(Short task) Look for "Федерального" in the listing below. Gather each line that contains it.

(Source records)
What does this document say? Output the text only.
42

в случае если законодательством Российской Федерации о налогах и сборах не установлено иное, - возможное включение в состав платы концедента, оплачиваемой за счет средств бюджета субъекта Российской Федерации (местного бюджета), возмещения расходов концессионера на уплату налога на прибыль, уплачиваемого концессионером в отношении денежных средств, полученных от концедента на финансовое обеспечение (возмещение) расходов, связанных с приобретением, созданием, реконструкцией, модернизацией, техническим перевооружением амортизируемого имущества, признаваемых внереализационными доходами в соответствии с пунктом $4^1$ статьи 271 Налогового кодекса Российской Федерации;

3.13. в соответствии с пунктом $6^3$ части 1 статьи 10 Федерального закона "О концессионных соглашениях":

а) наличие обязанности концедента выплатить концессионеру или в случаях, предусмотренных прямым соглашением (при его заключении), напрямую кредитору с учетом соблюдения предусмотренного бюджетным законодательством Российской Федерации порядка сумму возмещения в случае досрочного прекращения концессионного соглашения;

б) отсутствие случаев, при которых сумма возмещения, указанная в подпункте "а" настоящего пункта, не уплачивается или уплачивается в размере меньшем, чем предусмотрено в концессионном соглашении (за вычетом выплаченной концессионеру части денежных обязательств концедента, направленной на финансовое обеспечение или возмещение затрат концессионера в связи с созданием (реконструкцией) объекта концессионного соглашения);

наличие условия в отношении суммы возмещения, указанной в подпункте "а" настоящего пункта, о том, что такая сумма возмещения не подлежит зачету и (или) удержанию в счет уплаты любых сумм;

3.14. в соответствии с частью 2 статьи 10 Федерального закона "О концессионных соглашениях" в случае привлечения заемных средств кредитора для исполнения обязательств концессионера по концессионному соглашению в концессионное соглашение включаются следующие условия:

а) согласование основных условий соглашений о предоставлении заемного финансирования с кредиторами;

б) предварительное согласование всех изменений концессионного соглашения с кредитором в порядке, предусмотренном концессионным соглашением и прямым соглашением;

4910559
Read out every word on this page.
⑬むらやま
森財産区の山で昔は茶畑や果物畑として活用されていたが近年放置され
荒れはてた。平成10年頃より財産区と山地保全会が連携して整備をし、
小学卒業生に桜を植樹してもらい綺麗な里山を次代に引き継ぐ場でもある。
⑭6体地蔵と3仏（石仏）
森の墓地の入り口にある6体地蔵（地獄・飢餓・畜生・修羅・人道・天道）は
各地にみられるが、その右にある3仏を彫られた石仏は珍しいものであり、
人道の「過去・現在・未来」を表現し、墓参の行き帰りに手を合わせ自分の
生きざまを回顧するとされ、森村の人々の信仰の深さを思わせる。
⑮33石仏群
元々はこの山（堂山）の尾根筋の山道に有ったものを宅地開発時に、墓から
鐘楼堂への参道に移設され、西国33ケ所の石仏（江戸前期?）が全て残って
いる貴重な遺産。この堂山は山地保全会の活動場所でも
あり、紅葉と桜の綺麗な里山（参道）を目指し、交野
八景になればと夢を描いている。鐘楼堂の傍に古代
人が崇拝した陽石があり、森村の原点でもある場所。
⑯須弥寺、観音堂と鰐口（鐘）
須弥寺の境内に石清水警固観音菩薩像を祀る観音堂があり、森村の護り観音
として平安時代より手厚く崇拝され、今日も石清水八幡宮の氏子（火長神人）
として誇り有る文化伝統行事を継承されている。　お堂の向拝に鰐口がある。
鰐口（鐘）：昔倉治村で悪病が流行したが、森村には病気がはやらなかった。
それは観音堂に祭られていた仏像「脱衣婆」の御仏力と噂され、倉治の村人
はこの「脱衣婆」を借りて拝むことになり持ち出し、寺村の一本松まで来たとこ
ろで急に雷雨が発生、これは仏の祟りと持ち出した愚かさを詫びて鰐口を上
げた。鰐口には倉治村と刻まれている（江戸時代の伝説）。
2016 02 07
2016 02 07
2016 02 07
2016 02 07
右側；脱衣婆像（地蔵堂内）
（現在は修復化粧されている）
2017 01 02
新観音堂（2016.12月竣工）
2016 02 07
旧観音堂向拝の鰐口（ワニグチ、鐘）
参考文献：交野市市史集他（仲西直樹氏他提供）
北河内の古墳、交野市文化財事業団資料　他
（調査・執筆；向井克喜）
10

(The output)
3.13. в соответствии с пунктом $6^3$ части 1 статьи 10 Федерального закона "О концессионных соглашениях":
3.14. в соответствии с частью 2 статьи 10 Федерального закона "О концессионных соглашениях" в случае привлечения заемных средств кредитора для исполнения обязательств концессионера по концессионному соглашению в концессионное соглашение включаются следующие условия:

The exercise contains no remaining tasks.